INFORMATION PROVIDED:
* * *
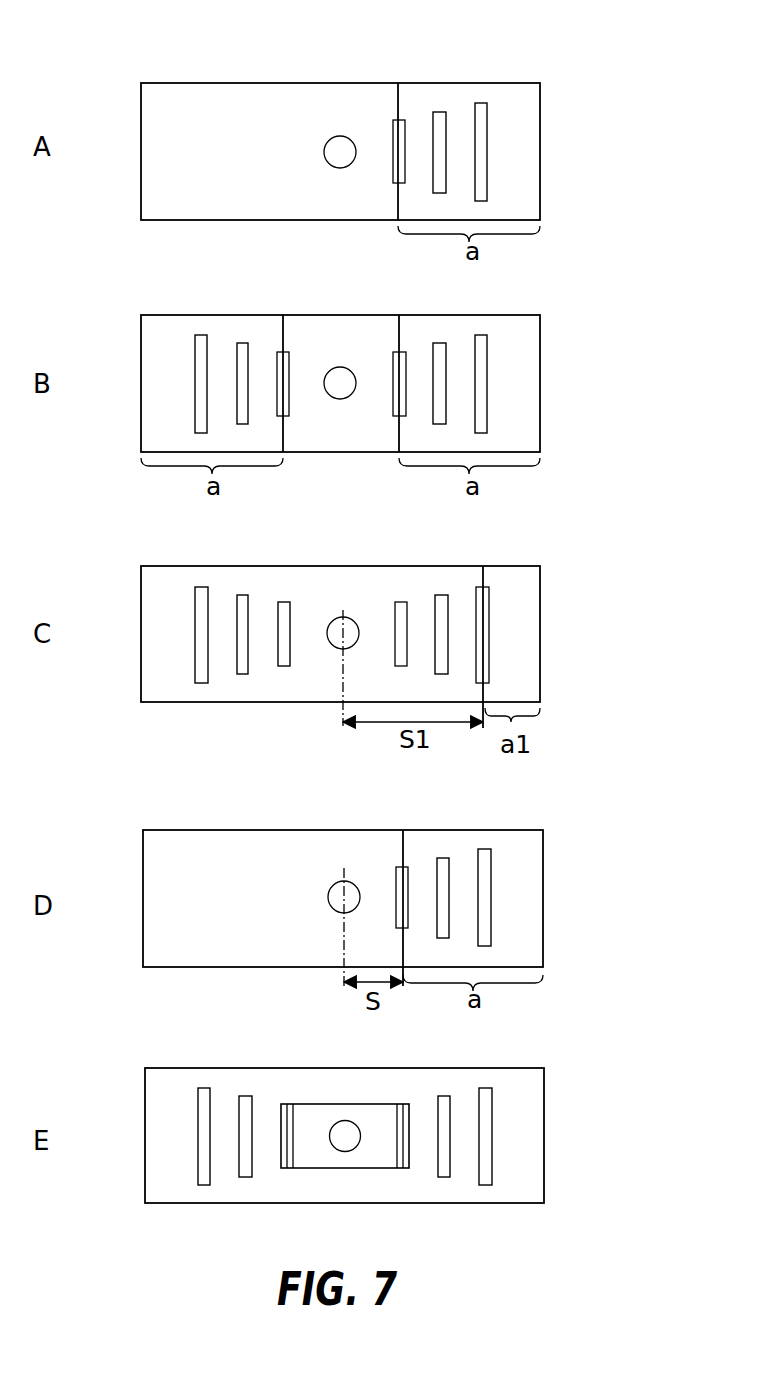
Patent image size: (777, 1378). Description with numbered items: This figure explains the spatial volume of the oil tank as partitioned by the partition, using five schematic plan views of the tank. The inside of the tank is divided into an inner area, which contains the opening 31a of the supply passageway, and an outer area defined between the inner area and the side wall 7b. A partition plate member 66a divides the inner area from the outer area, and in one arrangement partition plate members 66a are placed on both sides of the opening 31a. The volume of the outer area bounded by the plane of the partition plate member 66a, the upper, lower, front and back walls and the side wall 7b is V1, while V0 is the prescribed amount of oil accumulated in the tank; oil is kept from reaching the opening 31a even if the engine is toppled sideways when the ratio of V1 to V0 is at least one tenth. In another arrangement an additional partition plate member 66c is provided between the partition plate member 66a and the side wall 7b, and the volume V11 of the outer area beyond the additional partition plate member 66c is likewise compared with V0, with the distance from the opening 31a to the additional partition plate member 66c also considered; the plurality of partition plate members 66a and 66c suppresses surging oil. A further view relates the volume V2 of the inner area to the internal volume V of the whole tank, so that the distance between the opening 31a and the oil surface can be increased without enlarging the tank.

The side wall 7b is at (540, 148).
The opening 31a is at (338, 168).
The partition plate member 66a is at (398, 105).
The additional partition plate member 66c is at (477, 626).
The prescribed amount of oil V0 is at (258, 76).
The volume of outer area V1 is at (513, 90).
The volume of outer area a1 V11 is at (513, 572).
The volume of inner area V2 is at (310, 1120).
The internal volume of oil tank V is at (516, 1108).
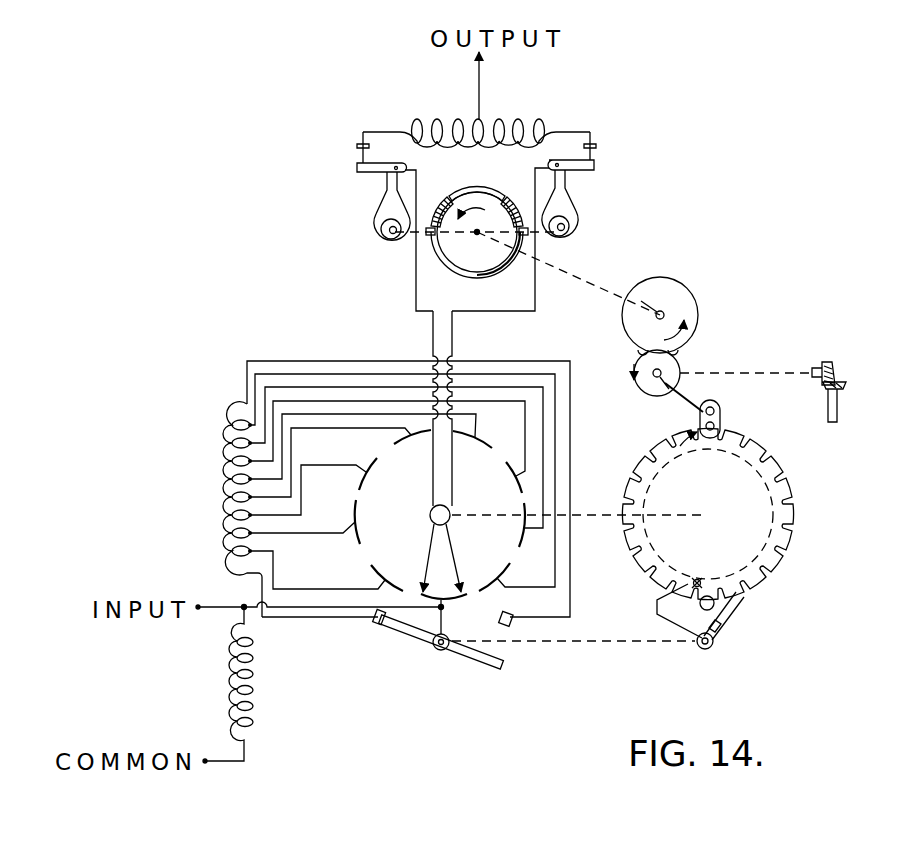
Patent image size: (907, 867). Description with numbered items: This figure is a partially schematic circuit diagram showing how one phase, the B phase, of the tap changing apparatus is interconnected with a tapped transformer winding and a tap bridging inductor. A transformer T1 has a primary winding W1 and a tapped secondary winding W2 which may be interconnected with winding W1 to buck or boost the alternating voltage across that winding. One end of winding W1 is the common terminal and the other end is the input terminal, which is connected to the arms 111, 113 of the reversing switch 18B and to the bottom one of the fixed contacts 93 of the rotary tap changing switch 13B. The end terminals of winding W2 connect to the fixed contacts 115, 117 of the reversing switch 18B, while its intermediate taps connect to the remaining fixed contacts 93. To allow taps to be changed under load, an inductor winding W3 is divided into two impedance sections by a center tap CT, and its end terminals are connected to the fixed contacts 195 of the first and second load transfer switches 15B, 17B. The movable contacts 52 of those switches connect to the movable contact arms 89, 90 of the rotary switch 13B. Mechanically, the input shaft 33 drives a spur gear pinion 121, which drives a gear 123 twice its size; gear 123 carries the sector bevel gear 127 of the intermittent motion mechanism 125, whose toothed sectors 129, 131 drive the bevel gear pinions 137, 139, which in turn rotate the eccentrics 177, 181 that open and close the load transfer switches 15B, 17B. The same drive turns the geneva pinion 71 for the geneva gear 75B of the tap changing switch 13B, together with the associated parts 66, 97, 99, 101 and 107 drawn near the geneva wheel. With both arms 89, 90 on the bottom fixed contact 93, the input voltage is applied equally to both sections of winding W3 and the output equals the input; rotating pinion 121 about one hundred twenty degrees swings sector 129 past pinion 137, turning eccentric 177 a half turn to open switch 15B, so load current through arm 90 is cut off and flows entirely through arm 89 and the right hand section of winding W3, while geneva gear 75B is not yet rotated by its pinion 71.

The inductor winding W3 is at (439, 122).
The center tap CT is at (483, 120).
The fixed contacts 195 is at (359, 148).
The movable contacts 52 is at (369, 172).
The first load transfer switch 15B is at (346, 177).
The second load transfer switch 17B is at (616, 160).
The eccentric 177 is at (385, 243).
The eccentric 181 is at (577, 228).
The bevel gear pinion 137 is at (477, 232).
The sector bevel gear 127 is at (461, 275).
The bevel gear pinion 139 is at (501, 275).
The intermittent motion mechanism 125 is at (484, 190).
The toothed sector 129 is at (449, 196).
The toothed sector 131 is at (508, 199).
The transformer T1 is at (199, 582).
The tapped secondary winding W2 is at (232, 449).
The primary winding W1 is at (253, 677).
The fixed contacts 93 is at (478, 437).
The rotary tap changing switch 13B is at (498, 484).
The movable contact arm 89 is at (456, 546).
The movable contact arm 90 is at (435, 548).
The reversing switch 18B is at (447, 676).
The arm 111 is at (409, 642).
The fixed contact 115 is at (385, 625).
The arm 113 is at (489, 668).
The fixed contact 117 is at (511, 622).
The gear 123 is at (699, 294).
The spur gear pinion 121 is at (680, 360).
The connecting rod 66 is at (694, 398).
The geneva pinion 71 is at (724, 413).
The input shaft 33 is at (838, 410).
The geneva gear 75B is at (748, 510).
The pin 97 is at (697, 580).
The detent lever 99 is at (660, 596).
The roller 101 is at (729, 598).
The pivot 107 is at (716, 634).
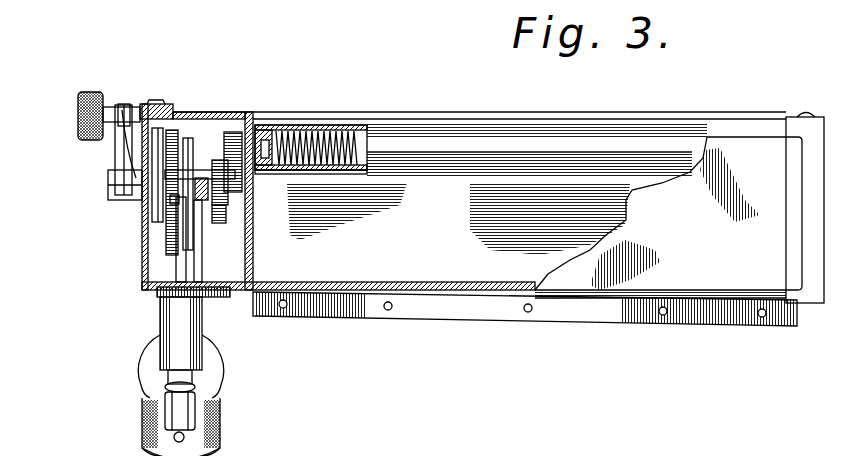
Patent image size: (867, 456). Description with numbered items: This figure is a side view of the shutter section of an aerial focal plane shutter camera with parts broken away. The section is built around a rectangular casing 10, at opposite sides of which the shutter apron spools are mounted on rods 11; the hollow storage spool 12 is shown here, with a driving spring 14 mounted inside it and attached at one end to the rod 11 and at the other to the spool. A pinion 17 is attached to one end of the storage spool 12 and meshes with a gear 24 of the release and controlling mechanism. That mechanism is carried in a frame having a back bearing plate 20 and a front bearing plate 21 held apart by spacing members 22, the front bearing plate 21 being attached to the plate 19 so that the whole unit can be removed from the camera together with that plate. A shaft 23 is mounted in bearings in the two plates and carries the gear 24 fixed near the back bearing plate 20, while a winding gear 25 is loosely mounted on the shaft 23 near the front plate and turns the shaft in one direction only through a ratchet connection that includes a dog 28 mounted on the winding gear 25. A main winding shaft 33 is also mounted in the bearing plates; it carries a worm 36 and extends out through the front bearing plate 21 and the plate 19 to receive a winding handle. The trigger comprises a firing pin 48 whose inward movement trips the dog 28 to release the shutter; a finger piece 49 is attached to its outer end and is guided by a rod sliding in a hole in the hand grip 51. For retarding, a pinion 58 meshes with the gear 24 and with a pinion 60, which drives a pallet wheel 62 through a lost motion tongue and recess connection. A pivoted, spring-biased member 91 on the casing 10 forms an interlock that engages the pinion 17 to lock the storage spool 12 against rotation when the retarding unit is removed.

The casing 10 is at (483, 220).
The rod 11 is at (328, 135).
The storage spool 12 is at (353, 127).
The driving spring 14 is at (337, 174).
The pinion 17 is at (233, 133).
The plate 19 is at (145, 227).
The back bearing plate 20 is at (250, 225).
The front bearing plate 21 is at (152, 210).
The spacing member 22 is at (170, 135).
The shaft 23 is at (204, 168).
The gear 24 is at (235, 186).
The winding gear 25 is at (160, 148).
The dog 28 is at (175, 203).
The main winding shaft 33 is at (108, 192).
The worm 36 is at (232, 203).
The firing pin 48 is at (178, 255).
The finger piece 49 is at (208, 402).
The hand grip 51 is at (147, 400).
The pinion 58 is at (208, 200).
The pinion 60 is at (218, 223).
The pallet wheel 62 is at (197, 217).
The member 91 is at (250, 113).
* * *
DIRECTIVE: Reproduce the lines from the one containing "Patent image size: (867, 456)." through the one containing "The rod 11 is at (328, 135).", inclusive, switching "shutter section" to "shutter assembly" and leaving all else as it stands.

RESULT OF THE TASK:
Patent image size: (867, 456). Description with numbered items: This figure is a side view of the shutter assembly of an aerial focal plane shutter camera with parts broken away. The section is built around a rectangular casing 10, at opposite sides of which the shutter apron spools are mounted on rods 11; the hollow storage spool 12 is shown here, with a driving spring 14 mounted inside it and attached at one end to the rod 11 and at the other to the spool. A pinion 17 is attached to one end of the storage spool 12 and meshes with a gear 24 of the release and controlling mechanism. That mechanism is carried in a frame having a back bearing plate 20 and a front bearing plate 21 held apart by spacing members 22, the front bearing plate 21 being attached to the plate 19 so that the whole unit can be removed from the camera together with that plate. A shaft 23 is mounted in bearings in the two plates and carries the gear 24 fixed near the back bearing plate 20, while a winding gear 25 is loosely mounted on the shaft 23 near the front plate and turns the shaft in one direction only through a ratchet connection that includes a dog 28 mounted on the winding gear 25. A main winding shaft 33 is also mounted in the bearing plates; it carries a worm 36 and extends out through the front bearing plate 21 and the plate 19 to receive a winding handle. The trigger comprises a firing pin 48 whose inward movement trips the dog 28 to release the shutter; a finger piece 49 is attached to its outer end and is guided by a rod sliding in a hole in the hand grip 51. For retarding, a pinion 58 meshes with the gear 24 and with a pinion 60, which drives a pallet wheel 62 through a lost motion tongue and recess connection. A pivoted, spring-biased member 91 on the casing 10 forms an interlock that engages the pinion 17 to lock the storage spool 12 against rotation when the retarding unit is removed.

The casing 10 is at (483, 220).
The rod 11 is at (328, 135).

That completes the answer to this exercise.